* Activities:
• A. In the Gage County broadband article, list each distinct quantity stated, along with what it counts or measures.
• B. In the Gage County broadband article, which company will carry out the fiber-optic project?
• C. Continue the article on the Gage County fiber-optic project from its final sentence.

* Excerpted text:

★ ★ ★ ★ ★

BEATRICE – Gage County officials have approved a fiber-optic project that will provide high speed broadband service to about 950 households in rural areas of central and northern Gage County.


The county is making use of $4.2 million in American Rescue Plan Act funding to help pay for the approximately $13 million project, through NextLink Internet.
Gage County Board member Emily Haxby led a committee that has worked on the project the past year.


"A drop will be placed in the right-of-way to 950 homes within our project area. It will be built out in two years". Haxby said the company will have a permanent warehouse office in the county. The fiber will be buried in conduit.  The county received proposals from three companies for the service.
The project is one a consulting firm says is a first for Nebraska and will likely serve as a model for other areas of the state to upgrade broadband. Lowell Brooks is President and Co-Founder of Universal Broadband Consulting.

★ ★ ★ ★ ★

* Provided data:
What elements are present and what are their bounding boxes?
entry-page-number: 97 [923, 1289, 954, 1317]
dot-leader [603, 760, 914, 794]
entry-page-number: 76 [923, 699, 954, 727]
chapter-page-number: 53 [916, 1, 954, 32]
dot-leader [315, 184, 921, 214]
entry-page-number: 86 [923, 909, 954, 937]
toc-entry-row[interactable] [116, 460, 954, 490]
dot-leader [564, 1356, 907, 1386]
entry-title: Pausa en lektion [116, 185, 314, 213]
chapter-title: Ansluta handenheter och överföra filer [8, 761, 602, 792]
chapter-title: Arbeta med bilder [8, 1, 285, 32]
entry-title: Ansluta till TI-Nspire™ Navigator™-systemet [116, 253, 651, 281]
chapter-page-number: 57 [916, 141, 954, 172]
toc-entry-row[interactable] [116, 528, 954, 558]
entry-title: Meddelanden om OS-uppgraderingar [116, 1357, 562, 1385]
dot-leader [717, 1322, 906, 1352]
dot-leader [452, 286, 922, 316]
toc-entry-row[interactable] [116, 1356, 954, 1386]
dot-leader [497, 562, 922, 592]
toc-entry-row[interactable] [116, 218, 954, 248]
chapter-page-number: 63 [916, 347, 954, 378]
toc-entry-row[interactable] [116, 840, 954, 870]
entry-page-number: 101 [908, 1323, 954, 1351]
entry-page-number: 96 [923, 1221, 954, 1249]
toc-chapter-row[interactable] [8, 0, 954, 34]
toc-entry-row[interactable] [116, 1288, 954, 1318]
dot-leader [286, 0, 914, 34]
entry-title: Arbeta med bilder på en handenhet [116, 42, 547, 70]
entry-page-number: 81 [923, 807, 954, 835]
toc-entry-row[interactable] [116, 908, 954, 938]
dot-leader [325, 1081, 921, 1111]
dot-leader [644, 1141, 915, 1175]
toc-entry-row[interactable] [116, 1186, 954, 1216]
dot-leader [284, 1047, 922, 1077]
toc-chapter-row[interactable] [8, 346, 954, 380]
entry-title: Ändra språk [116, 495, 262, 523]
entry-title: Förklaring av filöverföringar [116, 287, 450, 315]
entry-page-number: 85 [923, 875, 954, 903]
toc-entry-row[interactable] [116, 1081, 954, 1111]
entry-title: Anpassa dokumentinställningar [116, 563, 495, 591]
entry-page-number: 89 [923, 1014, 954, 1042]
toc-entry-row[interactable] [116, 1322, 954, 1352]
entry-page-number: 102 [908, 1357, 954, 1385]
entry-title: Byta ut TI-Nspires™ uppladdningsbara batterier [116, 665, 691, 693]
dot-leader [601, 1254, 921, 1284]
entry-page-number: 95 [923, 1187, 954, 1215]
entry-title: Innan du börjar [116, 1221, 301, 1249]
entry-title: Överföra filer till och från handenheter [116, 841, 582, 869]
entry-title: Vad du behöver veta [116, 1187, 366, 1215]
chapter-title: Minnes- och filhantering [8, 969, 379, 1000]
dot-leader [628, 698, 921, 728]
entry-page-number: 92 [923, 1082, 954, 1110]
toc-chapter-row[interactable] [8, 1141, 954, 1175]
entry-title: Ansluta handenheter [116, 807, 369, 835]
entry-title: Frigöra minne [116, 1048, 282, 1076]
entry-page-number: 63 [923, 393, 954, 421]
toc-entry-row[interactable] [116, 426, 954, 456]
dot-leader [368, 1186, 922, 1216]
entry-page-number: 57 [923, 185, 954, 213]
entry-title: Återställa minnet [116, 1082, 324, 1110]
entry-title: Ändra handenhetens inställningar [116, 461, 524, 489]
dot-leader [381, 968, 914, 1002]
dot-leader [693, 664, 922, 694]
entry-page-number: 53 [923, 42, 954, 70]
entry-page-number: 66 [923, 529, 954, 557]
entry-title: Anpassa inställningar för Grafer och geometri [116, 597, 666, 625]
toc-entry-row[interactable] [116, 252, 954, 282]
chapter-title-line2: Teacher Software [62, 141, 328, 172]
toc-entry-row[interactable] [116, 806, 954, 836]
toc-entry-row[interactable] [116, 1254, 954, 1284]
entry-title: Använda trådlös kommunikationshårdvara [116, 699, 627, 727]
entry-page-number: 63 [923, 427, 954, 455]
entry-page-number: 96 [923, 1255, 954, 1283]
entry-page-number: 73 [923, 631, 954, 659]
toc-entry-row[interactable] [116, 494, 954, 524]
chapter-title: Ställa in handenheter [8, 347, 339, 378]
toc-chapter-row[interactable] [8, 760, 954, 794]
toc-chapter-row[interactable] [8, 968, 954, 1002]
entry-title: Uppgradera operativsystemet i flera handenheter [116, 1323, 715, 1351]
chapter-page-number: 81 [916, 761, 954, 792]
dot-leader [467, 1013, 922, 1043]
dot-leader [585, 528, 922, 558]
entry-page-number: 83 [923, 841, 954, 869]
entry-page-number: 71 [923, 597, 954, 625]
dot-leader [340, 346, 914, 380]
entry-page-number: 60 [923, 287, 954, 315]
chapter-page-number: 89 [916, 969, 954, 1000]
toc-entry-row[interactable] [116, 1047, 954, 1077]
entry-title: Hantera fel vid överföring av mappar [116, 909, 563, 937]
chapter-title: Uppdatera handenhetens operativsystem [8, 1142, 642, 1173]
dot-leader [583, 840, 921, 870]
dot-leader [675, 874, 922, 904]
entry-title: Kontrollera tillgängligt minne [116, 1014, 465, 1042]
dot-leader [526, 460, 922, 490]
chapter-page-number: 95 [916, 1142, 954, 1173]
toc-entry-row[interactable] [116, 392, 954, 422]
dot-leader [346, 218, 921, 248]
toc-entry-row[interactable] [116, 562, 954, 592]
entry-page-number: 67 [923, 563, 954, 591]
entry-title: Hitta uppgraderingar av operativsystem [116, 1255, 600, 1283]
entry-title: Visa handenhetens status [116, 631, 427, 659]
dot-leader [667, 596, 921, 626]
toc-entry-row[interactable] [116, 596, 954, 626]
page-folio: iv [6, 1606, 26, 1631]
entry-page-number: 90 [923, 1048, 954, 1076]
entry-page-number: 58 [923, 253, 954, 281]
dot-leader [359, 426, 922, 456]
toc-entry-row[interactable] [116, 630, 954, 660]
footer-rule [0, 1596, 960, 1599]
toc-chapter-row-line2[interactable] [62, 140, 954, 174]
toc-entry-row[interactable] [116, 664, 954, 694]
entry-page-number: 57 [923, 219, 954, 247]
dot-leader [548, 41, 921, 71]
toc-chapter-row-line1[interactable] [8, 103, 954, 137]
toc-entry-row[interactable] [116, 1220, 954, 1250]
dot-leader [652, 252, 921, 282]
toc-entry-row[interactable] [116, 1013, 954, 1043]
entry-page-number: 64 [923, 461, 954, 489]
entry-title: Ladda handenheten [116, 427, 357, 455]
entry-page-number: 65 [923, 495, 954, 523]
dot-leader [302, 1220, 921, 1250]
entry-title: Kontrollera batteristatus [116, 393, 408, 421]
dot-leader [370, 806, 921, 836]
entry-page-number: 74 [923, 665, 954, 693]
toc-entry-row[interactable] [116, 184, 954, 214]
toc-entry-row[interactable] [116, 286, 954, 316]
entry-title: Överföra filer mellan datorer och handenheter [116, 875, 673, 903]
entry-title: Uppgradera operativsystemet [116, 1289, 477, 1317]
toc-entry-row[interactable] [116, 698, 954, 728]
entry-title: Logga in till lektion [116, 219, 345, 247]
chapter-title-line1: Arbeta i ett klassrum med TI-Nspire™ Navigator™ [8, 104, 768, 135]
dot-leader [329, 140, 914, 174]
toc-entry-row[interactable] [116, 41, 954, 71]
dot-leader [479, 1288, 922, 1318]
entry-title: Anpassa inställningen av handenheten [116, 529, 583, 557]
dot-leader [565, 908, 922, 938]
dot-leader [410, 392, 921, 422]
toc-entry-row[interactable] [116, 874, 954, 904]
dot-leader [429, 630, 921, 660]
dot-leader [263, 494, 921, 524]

★ ★ ★ ★ ★

* Answers given:
• A.
- About 950: the rural households (homes) that will get high-speed broadband
- $4.2 million: the American Rescue Plan Act funding the county is using
- Approximately $13 million: the total cost of the project
- Two years: the time to build out the project
- Three: the companies that submitted proposals for the service

• B. NextLink Internet.

• C.
"Broadband connectivity is probably the most important economic development and community tool that we have in this state and it's probably the most important tool we've had in our respective lifetimes. It's no longer a luxury to have great broadband and reliable broadband...it's a necessity." Brooks said the project will benefit education telehealth, community development, manufacturing and precision agriculture. He also said it aids in attracting people to the area.
Brooks called the agreement “an enormously important project” that is being watched as a model by other counties across the state.


Gage County also worked with Southeast Nebraska Development District on the project. Oliver Borchers-Williams of SENDD said, "It will make Gage County one of the most connected counties in the state and it will make Gage County a leader across the state and likely across the country when it comes to county involvement in public private partnerships to expand rural broadband."


The county board approved the project on a 6-0 vote. Board member Don Schuller, who represents a southern area of the county, said he was disappointed that the project did not reach into the south part of the county with fiber optic or better wireless service. Diode Communications of Diller has been working on fiber optic expansions to several areas. Randy Sandman of Diode said he is concerned about what he called over-building.


"Diller Telephone and Diode Communications has invested heavily in the Diller, Odell, Virginia, Holmesville...we've got projects going all the way from Beatrice to the Gage County line. We're really concerned about the potential of duplication and wasting of this ARPA money."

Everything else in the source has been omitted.